**Exercice écrit 1:**
Résumez en deux phrases le texte sur la voiture sans chauffeur.
**Exercice écrit 2:**
Poursuivez le texte sur la voiture sans chauffeur à partir de sa dernière phrase.

**Extrait:**
________
Le symbole d’un futur lointain, voilà comment le cinéma a toujours montré la voiture sans chauffeur. La fiction se fait déjà rattraper par la réalité : des voitures totalement autonomes seront commercialisées dans moins de 10 ans.
« Nous verrons plus de changements au cours des cinq prochaines années que dans les 50 dernières années », promettait en 2015 Dan Ammann, président de General Motors. Les faits lui donnent raison, et l’impact de l’automatisation de la conduite ira bien au-delà des seuls thèmes évoqués d’ordinaire - confort, efficience, sécurité…
Les prototypes universitaires et les Google Cars qui sillonnent les rues américaines depuis des années sont des véhicules bardés de capteurs encombrants. Mais la voiture autonome de série intégrera avec brio et discrétion les capteurs nécessaires, car de nouveaux acteurs ont su développer des équipements légers et discrets : c’est par exemple le cas du lidar ScaLa conçu par l’Allemand Ibeo en collaboration avec le Français Valeo ou du lidar Velarray de l’américain Velodyne, qui sera disponible en 2018. Dédiés aux voitures autonomes, ils sont petits, légers et peu coûteux (quelques centaines d’euros). Il faut y ajouter une considérable puissance informatique, nécessaire pour fusionner et interpréter les données collectées par les radars, lidars, caméras et capteurs ultrasons.
Mais ensuite ? Pour François Jaumain, associé responsable du secteur automobile chez PwC France, « certaines technologies de conduite autonome sont déjà en circulation, dans des localités très en avance et propices aux expérimentations comme Pittsburgh ou Singapour. Mais les voitures qui y circulent ne sont pas encore infaillibles à ce stade. »
« Pour aller plus loin, il faudra disposer de davantage de systèmes de communication entre les véhicules, mais aussi entre les véhicules et leur écosystème. »
________
**Données fournies:**
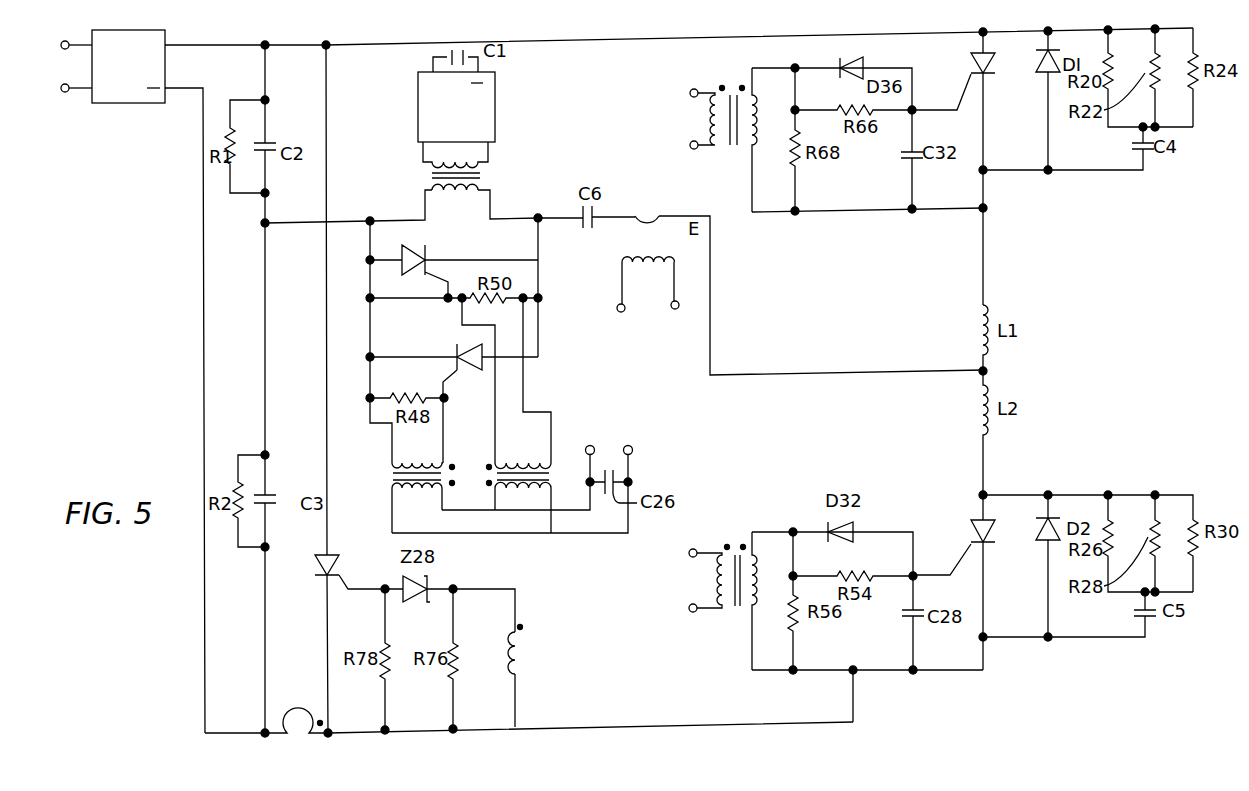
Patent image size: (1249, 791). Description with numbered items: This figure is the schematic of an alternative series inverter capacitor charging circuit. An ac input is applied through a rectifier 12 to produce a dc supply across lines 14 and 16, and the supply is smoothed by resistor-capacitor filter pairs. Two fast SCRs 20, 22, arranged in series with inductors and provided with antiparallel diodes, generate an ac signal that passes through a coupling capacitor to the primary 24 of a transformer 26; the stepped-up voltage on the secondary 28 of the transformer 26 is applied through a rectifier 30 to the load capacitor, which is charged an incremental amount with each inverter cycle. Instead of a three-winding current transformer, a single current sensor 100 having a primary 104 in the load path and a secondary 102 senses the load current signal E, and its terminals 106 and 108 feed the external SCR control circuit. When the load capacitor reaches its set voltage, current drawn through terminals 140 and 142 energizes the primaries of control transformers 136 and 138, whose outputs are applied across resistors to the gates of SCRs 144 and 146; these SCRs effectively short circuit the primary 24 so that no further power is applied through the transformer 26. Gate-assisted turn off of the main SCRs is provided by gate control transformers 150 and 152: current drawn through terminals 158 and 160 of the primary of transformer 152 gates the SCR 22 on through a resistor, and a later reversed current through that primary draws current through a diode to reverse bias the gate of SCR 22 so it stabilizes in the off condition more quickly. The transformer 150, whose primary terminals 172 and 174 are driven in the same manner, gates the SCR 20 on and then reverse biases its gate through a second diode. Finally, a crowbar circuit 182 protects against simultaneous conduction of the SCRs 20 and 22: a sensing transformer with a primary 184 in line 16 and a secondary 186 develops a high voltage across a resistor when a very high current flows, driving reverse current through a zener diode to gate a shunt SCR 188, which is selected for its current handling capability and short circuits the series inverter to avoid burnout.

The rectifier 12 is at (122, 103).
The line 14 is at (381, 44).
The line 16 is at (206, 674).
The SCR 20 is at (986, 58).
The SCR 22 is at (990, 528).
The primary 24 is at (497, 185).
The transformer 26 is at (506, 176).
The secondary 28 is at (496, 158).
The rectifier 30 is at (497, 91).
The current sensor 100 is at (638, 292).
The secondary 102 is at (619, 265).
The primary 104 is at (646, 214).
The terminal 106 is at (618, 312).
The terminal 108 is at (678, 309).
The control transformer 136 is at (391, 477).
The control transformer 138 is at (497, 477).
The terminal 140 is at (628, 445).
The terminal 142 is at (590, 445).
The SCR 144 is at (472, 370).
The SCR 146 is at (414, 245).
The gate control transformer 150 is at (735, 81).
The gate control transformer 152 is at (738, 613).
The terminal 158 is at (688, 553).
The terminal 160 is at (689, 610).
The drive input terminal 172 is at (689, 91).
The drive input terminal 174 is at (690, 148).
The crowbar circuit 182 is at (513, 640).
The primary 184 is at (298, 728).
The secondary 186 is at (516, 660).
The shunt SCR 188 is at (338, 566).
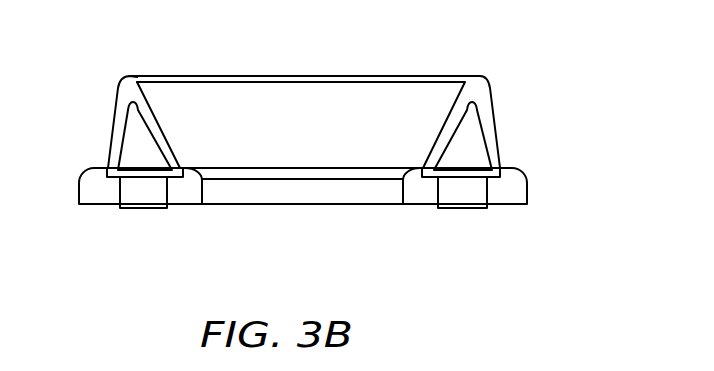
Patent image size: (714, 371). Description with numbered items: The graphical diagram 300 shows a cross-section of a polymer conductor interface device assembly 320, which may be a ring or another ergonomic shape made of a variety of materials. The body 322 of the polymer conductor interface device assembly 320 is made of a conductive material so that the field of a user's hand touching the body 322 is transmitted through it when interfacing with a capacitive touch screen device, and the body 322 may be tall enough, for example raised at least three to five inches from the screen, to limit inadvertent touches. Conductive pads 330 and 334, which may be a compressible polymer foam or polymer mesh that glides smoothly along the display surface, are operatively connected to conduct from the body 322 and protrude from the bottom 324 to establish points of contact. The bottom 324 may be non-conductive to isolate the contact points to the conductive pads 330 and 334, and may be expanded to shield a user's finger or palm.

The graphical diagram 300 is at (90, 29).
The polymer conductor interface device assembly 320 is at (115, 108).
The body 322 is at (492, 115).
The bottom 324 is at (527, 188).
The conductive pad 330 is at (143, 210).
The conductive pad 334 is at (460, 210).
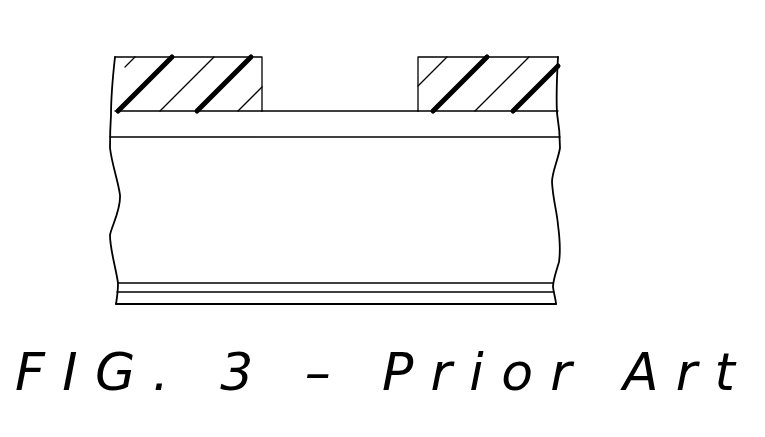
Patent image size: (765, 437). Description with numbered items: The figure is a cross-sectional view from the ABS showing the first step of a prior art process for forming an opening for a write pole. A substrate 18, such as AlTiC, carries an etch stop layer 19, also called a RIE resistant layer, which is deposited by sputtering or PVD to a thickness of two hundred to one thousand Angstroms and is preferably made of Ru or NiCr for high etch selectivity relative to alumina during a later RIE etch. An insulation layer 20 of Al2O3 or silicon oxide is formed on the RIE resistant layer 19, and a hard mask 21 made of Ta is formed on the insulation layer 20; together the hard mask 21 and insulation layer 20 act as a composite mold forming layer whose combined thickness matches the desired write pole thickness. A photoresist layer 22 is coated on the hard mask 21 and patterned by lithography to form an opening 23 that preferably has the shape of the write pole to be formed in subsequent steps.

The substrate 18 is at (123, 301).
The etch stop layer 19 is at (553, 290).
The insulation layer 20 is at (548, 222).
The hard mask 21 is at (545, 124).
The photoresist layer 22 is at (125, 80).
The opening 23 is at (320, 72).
________
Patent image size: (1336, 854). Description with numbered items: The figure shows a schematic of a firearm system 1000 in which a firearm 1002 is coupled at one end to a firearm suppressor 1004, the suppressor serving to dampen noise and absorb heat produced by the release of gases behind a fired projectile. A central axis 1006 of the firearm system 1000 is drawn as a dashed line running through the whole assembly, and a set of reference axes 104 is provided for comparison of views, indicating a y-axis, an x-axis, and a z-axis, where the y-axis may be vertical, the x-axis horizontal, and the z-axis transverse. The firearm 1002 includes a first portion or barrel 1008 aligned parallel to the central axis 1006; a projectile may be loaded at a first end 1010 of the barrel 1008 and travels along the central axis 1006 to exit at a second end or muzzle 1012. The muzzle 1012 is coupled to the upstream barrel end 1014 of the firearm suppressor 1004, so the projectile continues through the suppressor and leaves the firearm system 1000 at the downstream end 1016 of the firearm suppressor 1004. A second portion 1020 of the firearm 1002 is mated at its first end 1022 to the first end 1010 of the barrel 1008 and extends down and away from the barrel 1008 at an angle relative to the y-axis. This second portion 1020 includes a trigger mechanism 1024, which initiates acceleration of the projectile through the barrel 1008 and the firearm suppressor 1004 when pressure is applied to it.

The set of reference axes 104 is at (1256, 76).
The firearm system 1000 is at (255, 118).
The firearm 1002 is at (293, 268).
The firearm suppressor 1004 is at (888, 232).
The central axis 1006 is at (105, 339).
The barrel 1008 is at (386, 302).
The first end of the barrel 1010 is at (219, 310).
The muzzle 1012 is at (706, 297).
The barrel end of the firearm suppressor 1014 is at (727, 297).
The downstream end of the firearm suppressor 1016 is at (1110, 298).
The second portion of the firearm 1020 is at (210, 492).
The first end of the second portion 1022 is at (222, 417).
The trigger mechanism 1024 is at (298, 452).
________
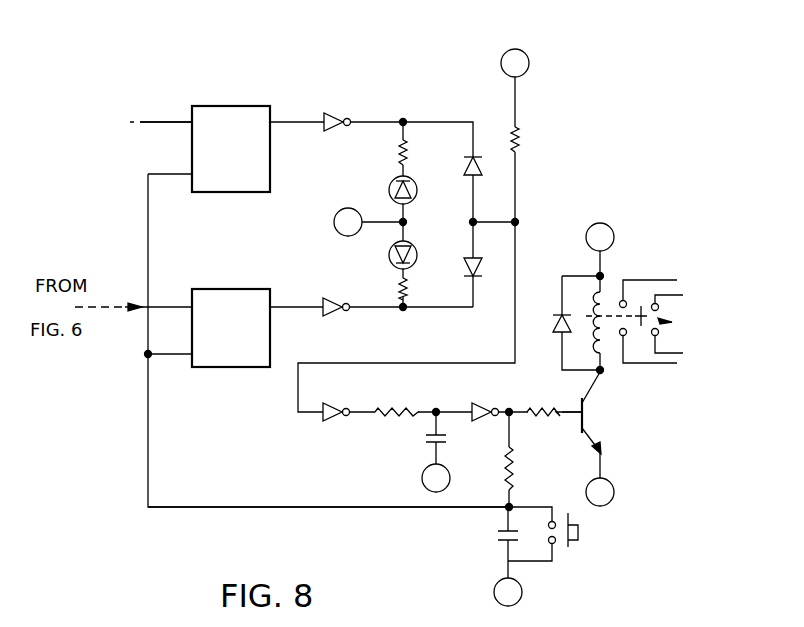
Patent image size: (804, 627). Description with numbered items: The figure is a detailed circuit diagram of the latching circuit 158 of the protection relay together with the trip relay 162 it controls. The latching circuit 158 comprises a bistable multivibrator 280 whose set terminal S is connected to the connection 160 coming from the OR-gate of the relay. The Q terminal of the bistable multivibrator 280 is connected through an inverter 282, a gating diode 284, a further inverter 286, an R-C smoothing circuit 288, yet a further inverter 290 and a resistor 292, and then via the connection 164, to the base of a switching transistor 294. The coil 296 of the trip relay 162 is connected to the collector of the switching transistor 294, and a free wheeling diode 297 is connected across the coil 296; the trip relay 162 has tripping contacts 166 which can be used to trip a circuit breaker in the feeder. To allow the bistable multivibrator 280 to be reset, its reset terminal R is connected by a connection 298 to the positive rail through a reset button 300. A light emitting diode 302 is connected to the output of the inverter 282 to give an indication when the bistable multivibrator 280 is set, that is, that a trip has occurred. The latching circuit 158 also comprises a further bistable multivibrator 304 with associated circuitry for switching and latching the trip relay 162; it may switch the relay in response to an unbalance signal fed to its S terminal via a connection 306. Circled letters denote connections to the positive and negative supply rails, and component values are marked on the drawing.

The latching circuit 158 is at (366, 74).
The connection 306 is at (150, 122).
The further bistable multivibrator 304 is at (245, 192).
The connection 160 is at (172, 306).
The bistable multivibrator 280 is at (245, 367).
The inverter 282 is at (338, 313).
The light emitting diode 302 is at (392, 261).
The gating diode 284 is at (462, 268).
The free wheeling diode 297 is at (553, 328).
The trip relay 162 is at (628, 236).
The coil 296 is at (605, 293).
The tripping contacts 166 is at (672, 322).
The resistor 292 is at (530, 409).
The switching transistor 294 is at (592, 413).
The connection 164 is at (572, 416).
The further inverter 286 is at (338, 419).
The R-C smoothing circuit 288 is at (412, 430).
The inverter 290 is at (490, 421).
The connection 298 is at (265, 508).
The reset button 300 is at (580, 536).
________
**Réponse écrite 1:**
La voiture totalement autonome, que le cinéma a toujours montrée comme le symbole d'un futur lointain, sera commercialisée dans moins de 10 ans. Elle intégrera des lidars petits, légers et peu coûteux ainsi qu'une forte puissance informatique, mais les voitures qui circulent déjà à Pittsburgh ou Singapour ne sont pas encore infaillibles, et il faudra davantage de systèmes de communication entre les véhicules et avec leur écosystème.

**Réponse écrite 2:**
« C’est peut-être d'ailleurs ce qui prendra le plus de temps, car il faudra adapter les infrastructures ». Ce qui n’empêche pas, déjà, certaines démonstrations de force. Pour passer d’un système de conduite autonome de niveau 2 au nouvel « Autopilot » qui devrait atteindre le niveau 4 courant 2018, Tesla a multiplié les capteurs (un radar, 8 caméras et 12 capteurs à ultrasons) et précise que « pour donner un sens à toutes ces données, un nouvel ordinateur de bord avec plus de 40 fois la puissance informatique de la génération précédente gère le nouveau réseau neuronal développé par Tesla pour les logiciels de traitement de la vision, du sonar et du radar ». Mais si le constructeur a ajouté sa patte à la partie software, Tesla n’a pas conçu et assemblé ce système informatique de nouvelle génération. C’est Nvidia, fournisseur majoritaire sur le marché des processeurs et cartes graphiques, et qui est en train de devenir un acteur incontournable dans le secteur de la conduite autonome, grâce une stratégie d’entreprise qui s’est rapidement adaptée aux besoins des industriels de l’automobile.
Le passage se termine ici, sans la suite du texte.